## INPUT FOR THIS TASK
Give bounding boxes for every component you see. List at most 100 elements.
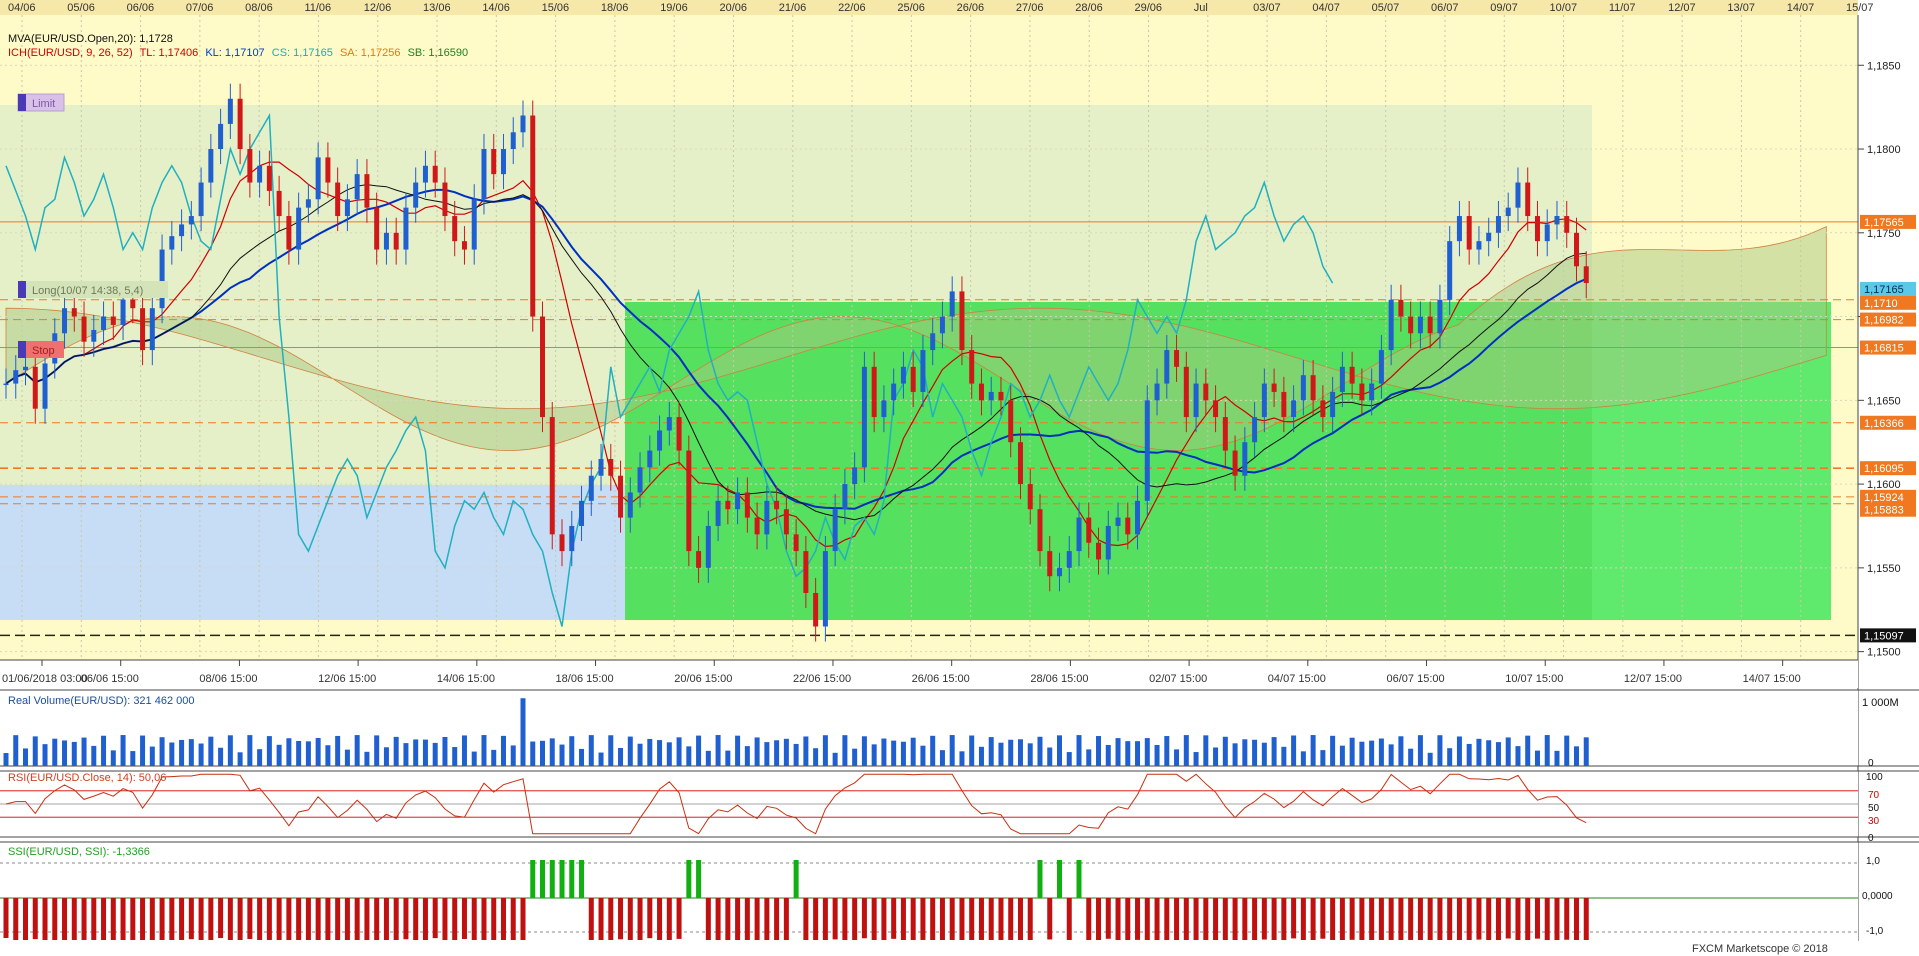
volume-bar <box>491 749 497 766</box>
ssi-bar-negative <box>179 898 185 940</box>
volume-bar <box>559 744 565 766</box>
candle-body <box>1388 299 1394 351</box>
ssi-bar-negative <box>452 898 458 940</box>
candle-body <box>1447 241 1453 300</box>
candle-body <box>978 383 984 401</box>
candle-body <box>588 475 594 501</box>
ssi-bar-negative <box>120 898 126 940</box>
candle-body <box>140 308 146 351</box>
volume-bar <box>822 735 828 766</box>
candle-body <box>120 299 126 325</box>
candle-body <box>149 308 155 351</box>
candle-body <box>579 500 585 526</box>
top-date-label: 14/07 <box>1787 2 1815 14</box>
candle-body <box>764 500 770 535</box>
volume-bar <box>1164 736 1170 766</box>
volume-bar <box>1310 735 1316 766</box>
volume-bar <box>618 747 624 766</box>
ssi-bar-negative <box>1320 898 1326 939</box>
candle-body <box>1222 417 1228 451</box>
ssi-bar-negative <box>188 898 194 940</box>
ssi-bar-negative <box>1330 898 1336 940</box>
volume-bar <box>627 736 633 766</box>
top-date-label: 28/06 <box>1075 2 1103 14</box>
price-marker-label: 1,16815 <box>1864 343 1904 355</box>
volume-bars <box>3 698 1589 766</box>
ssi-bar-negative <box>1388 898 1394 940</box>
ssi-bar-negative <box>1291 898 1297 939</box>
ssi-bar-negative <box>832 898 838 940</box>
candle-body <box>364 174 370 208</box>
price-marker-label: 1,15883 <box>1864 505 1904 517</box>
ssi-bar-positive <box>696 860 702 898</box>
ssi-bar-negative <box>1408 898 1414 940</box>
volume-bar <box>852 748 858 766</box>
candle-body <box>510 132 516 150</box>
price-marker-box <box>1860 281 1916 296</box>
candle-body <box>1135 500 1141 535</box>
candle-body <box>169 236 175 250</box>
ssi-bar-negative <box>1213 898 1219 940</box>
volume-bar <box>1427 752 1433 766</box>
ssi-bar-negative <box>296 898 302 940</box>
candle-body <box>1476 241 1482 250</box>
candle-body <box>1330 391 1336 418</box>
volume-bar <box>159 737 165 766</box>
ssi-bar-negative <box>930 898 936 940</box>
ichimoku-legend: ICH(EUR/USD, 9, 26, 52) TL: 1,17406 KL: … <box>8 47 468 59</box>
volume-bar <box>1037 736 1043 766</box>
price-tick-label: 1,1600 <box>1867 479 1901 491</box>
top-date-label: 14/06 <box>482 2 510 14</box>
cs-value: CS: 1,17165 <box>272 47 333 59</box>
volume-bar <box>959 751 965 766</box>
volume-bar <box>110 750 116 766</box>
ssi-bar-negative <box>998 898 1004 940</box>
stop-order-tag[interactable]: Stop <box>18 341 64 358</box>
volume-bar <box>803 736 809 766</box>
candle-body <box>1144 400 1150 501</box>
rsi-level-0: 0 <box>1868 833 1874 844</box>
volume-bar <box>1525 735 1531 766</box>
volume-bar <box>1222 736 1228 766</box>
candle-body <box>296 207 302 250</box>
candle-body <box>871 366 877 418</box>
ssi-bar-negative <box>1359 898 1365 940</box>
volume-bar <box>1008 739 1014 766</box>
ssi-bar-negative <box>774 898 780 940</box>
volume-bar <box>1076 735 1082 766</box>
volume-bar <box>1388 744 1394 766</box>
ssi-bar-negative <box>647 898 653 939</box>
candle-body <box>491 149 497 175</box>
top-date-label: 15/07 <box>1846 2 1874 14</box>
candle-body <box>335 182 341 217</box>
bottom-date-label: 06/07 15:00 <box>1387 673 1445 685</box>
candle-body <box>1408 316 1414 334</box>
price-marker-label: 1,15097 <box>1864 630 1904 642</box>
candle-body <box>900 366 906 384</box>
ssi-bar-negative <box>1495 898 1501 940</box>
volume-bar <box>1398 736 1404 766</box>
price-marker-label: 1,17165 <box>1864 284 1904 296</box>
volume-bar <box>1369 740 1375 766</box>
volume-bar <box>1242 739 1248 766</box>
volume-bar <box>461 735 467 766</box>
ssi-bar-negative <box>1573 898 1579 940</box>
ssi-bar-negative <box>1583 898 1589 940</box>
kijun-line <box>5 188 1587 510</box>
volume-bar <box>266 736 272 766</box>
limit-order-tag[interactable]: Limit <box>17 93 65 112</box>
long-position-tag[interactable]: Long(10/07 14:38, 5,4) <box>18 281 168 298</box>
top-date-label: 26/06 <box>957 2 985 14</box>
candle-body <box>218 123 224 150</box>
candle-body <box>432 165 438 183</box>
rsi-level-100: 100 <box>1866 772 1883 783</box>
candle-body <box>1164 350 1170 384</box>
top-date-label: 11/06 <box>304 2 331 14</box>
ssi-bar-negative <box>1027 898 1033 940</box>
volume-bar <box>442 736 448 766</box>
top-date-label: 04/06 <box>8 2 36 14</box>
candle-body <box>1115 517 1121 526</box>
top-date-label: 05/07 <box>1372 2 1400 14</box>
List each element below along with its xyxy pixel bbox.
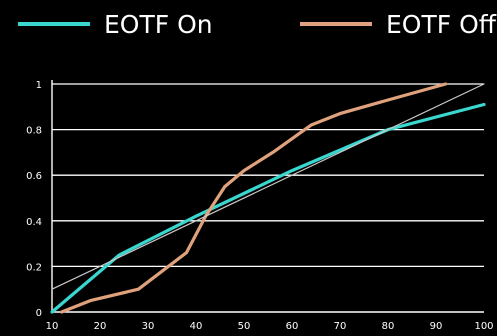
y-tick-label-2: 0.4 xyxy=(26,217,42,228)
x-tick-label-1: 20 xyxy=(94,321,107,332)
reference-diagonal-line xyxy=(51,83,485,290)
x-tick-label-2: 30 xyxy=(142,321,155,332)
series-line-eotf-on xyxy=(50,102,486,314)
y-tick-label-3: 0.6 xyxy=(26,171,42,182)
tick-labels: 0 0.2 0.4 0.6 0.8 1 10 20 30 40 50 60 70 80 90 100 xyxy=(26,80,493,332)
grid-lines xyxy=(52,83,484,268)
x-tick-label-4: 50 xyxy=(238,321,251,332)
x-tick-label-6: 70 xyxy=(334,321,347,332)
x-tick-label-8: 90 xyxy=(430,321,443,332)
x-tick-label-5: 60 xyxy=(286,321,299,332)
series-lines xyxy=(50,82,486,314)
x-tick-label-3: 40 xyxy=(190,321,203,332)
y-tick-label-1: 0.2 xyxy=(26,262,42,273)
y-tick-label-5: 1 xyxy=(36,80,42,91)
axes xyxy=(51,80,484,313)
y-tick-label-0: 0 xyxy=(36,308,42,319)
x-tick-label-7: 80 xyxy=(382,321,395,332)
x-tick-label-9: 100 xyxy=(474,321,493,332)
legend-label-eotf-on: EOTF On xyxy=(104,10,213,39)
y-tick-label-4: 0.8 xyxy=(26,126,42,137)
x-tick-label-0: 10 xyxy=(46,321,59,332)
legend: EOTF On EOTF Off xyxy=(18,10,497,39)
legend-label-eotf-off: EOTF Off xyxy=(386,10,497,39)
series-line-eotf-off xyxy=(59,82,448,314)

## GIVEN PROBLEM
Reproduce verbatim the lines of the material from the line containing "volume-bar <box>491 749 497 766</box>" to the line containing "volume-bar <box>822 735 828 766</box>", including both of those lines.

## ANSWER FOR THE TASK
volume-bar <box>491 749 497 766</box>
ssi-bar-negative <box>179 898 185 940</box>
volume-bar <box>559 744 565 766</box>
candle-body <box>1388 299 1394 351</box>
ssi-bar-negative <box>452 898 458 940</box>
candle-body <box>1447 241 1453 300</box>
candle-body <box>978 383 984 401</box>
candle-body <box>588 475 594 501</box>
ssi-bar-negative <box>120 898 126 940</box>
candle-body <box>140 308 146 351</box>
volume-bar <box>822 735 828 766</box>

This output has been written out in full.